### ROWS
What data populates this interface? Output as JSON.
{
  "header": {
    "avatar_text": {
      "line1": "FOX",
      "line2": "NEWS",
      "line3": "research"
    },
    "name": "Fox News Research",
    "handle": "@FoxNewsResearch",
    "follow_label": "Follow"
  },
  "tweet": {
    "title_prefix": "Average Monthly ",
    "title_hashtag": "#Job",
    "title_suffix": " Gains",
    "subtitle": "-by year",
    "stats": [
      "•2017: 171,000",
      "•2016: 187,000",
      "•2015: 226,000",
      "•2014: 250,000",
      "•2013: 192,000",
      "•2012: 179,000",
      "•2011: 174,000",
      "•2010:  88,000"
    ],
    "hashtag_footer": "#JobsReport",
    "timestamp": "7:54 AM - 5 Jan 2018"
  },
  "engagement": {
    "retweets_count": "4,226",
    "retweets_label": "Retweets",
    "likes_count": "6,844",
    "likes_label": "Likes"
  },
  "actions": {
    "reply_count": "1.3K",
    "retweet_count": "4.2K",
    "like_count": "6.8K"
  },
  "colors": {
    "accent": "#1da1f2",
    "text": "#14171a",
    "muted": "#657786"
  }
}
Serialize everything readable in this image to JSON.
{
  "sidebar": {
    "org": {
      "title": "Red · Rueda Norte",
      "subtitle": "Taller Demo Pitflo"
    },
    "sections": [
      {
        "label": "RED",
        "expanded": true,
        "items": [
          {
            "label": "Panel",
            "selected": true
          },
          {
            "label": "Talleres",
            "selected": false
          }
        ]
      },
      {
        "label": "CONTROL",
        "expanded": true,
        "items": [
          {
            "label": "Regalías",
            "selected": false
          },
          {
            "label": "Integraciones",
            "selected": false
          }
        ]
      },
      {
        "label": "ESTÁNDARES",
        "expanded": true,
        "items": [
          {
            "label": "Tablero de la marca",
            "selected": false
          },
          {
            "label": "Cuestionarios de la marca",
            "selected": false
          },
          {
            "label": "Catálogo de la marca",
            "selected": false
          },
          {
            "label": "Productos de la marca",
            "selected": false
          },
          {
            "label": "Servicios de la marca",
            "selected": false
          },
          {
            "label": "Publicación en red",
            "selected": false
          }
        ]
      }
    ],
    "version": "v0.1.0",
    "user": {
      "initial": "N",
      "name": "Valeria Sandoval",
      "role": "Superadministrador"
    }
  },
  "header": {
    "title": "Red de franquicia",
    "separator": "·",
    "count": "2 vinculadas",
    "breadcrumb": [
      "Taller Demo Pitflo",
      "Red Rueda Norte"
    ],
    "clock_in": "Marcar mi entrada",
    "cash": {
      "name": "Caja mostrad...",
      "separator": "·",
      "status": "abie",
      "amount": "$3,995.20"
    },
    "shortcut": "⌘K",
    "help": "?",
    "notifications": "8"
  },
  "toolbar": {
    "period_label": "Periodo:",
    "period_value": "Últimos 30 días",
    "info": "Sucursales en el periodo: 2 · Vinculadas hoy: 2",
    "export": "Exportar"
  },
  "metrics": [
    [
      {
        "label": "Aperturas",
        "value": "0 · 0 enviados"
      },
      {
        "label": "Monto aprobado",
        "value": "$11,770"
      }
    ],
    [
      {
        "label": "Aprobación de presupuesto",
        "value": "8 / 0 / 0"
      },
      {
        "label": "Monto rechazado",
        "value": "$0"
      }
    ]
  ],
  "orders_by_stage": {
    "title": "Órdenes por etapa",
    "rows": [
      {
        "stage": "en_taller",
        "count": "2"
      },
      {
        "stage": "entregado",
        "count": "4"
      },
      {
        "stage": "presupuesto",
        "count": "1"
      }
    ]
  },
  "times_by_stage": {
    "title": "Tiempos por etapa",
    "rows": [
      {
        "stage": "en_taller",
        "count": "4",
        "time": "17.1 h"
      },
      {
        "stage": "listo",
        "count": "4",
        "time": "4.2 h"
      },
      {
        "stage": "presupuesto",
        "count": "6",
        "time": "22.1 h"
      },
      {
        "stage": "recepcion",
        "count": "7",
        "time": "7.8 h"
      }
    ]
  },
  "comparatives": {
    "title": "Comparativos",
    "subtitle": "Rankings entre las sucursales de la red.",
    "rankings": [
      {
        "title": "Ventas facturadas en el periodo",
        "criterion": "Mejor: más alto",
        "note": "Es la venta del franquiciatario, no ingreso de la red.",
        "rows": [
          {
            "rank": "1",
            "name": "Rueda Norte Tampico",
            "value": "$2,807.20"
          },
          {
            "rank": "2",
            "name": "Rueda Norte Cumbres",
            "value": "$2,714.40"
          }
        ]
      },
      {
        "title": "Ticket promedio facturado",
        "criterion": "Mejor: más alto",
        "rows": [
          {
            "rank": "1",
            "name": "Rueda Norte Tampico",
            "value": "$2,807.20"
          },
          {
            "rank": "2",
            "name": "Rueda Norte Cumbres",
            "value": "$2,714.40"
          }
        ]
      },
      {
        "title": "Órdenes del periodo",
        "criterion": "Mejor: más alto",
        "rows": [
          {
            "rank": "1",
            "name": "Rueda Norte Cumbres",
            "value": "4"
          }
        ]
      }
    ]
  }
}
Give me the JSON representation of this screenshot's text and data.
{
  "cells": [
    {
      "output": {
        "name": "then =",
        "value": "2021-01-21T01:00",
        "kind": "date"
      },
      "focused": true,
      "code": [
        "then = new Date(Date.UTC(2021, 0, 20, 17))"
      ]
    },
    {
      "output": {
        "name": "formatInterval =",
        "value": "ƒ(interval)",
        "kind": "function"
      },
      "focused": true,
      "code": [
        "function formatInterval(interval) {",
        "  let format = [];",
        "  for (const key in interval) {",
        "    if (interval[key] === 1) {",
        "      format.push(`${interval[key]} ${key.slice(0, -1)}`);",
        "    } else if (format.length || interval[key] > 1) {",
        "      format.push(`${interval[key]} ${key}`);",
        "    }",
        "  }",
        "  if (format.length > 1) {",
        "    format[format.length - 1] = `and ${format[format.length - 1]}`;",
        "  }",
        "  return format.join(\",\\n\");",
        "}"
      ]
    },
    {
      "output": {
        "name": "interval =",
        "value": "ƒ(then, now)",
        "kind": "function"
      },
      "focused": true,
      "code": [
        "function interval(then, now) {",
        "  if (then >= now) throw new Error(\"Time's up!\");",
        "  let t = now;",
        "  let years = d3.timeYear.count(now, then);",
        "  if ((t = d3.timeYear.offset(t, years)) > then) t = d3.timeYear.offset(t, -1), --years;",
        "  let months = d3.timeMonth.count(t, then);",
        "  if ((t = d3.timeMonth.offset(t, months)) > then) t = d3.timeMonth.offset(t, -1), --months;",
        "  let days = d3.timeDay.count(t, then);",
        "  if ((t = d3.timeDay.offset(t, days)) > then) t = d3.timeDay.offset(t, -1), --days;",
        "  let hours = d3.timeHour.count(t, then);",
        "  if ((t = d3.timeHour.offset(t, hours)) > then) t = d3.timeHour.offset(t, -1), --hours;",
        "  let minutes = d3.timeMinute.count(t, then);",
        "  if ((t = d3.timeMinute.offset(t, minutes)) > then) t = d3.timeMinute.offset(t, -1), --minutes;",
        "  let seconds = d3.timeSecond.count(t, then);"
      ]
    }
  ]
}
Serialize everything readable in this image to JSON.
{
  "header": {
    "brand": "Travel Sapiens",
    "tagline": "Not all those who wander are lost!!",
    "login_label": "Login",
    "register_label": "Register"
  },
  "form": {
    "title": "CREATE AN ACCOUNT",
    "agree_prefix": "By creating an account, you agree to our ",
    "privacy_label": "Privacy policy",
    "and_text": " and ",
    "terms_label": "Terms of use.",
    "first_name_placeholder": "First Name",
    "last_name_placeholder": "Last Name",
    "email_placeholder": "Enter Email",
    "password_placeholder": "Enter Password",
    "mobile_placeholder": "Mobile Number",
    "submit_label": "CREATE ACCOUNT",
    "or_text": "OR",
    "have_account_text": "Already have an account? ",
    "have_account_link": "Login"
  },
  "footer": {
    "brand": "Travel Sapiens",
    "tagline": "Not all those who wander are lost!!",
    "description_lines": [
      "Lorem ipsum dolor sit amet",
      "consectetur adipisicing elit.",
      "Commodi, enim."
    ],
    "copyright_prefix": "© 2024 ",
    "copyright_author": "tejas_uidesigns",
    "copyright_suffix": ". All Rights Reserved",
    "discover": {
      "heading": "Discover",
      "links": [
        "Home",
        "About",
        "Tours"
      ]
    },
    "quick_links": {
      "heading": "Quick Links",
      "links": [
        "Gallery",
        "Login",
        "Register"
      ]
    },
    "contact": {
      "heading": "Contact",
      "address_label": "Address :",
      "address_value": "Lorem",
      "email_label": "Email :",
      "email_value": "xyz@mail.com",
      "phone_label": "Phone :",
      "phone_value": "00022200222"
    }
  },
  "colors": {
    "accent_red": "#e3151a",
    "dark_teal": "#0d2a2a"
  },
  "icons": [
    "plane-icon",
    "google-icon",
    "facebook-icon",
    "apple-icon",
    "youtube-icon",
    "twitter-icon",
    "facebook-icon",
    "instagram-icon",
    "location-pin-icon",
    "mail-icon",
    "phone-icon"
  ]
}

### YOUR GOAL
How many lines in the records above contain the word "data"? Give only the number.

### OUTPUT OF THE TASK
2